What to produce ::
Find each line with the string "name" and report it.

Given data ::
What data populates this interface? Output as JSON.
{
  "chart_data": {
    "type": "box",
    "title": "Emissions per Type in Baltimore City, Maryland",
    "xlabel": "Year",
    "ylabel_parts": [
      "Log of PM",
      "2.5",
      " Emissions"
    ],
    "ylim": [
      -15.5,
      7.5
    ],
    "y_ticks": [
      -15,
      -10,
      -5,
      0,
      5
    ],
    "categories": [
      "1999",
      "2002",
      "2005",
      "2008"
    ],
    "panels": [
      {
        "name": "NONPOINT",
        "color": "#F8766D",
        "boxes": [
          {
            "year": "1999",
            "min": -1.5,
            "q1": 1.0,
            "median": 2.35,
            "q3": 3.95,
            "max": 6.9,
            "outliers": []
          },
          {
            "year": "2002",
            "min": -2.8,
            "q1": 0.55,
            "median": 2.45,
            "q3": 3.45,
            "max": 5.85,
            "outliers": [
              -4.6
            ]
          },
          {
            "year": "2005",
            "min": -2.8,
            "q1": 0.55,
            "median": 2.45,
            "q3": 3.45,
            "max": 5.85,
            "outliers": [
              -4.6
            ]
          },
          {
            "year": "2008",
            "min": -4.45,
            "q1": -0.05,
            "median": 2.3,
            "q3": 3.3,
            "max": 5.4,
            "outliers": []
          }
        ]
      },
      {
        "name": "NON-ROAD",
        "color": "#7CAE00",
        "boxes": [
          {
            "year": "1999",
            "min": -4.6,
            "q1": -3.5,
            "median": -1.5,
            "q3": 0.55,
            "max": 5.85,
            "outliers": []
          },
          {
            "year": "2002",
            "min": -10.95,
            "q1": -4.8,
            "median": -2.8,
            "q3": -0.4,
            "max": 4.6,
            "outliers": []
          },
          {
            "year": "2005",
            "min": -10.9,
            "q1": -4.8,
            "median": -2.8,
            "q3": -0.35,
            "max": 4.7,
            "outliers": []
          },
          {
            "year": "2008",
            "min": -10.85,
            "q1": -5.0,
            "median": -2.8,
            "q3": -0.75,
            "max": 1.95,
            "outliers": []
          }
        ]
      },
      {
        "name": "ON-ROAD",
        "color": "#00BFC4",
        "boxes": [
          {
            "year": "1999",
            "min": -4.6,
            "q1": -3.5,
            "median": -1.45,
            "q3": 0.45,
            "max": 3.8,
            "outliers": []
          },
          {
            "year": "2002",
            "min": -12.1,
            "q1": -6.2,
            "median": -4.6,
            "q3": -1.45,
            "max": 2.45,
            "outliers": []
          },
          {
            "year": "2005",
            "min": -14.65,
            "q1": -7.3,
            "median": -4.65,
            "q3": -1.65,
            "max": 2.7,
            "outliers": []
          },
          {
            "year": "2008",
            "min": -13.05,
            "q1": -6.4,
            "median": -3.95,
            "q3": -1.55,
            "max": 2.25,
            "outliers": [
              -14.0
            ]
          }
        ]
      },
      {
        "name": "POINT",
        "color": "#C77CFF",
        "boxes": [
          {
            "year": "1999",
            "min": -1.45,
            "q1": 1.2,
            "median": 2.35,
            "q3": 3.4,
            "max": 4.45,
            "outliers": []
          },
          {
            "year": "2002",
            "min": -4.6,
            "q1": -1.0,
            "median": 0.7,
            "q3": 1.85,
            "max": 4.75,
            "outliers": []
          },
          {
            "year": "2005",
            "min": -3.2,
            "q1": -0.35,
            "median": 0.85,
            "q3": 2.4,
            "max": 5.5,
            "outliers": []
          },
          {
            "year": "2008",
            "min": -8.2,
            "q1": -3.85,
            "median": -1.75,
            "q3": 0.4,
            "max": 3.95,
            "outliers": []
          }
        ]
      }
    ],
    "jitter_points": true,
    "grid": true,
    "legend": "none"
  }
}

Solution for this exercise ::
        "name": "NONPOINT",
        "name": "NON-ROAD",
        "name": "ON-ROAD",
        "name": "POINT",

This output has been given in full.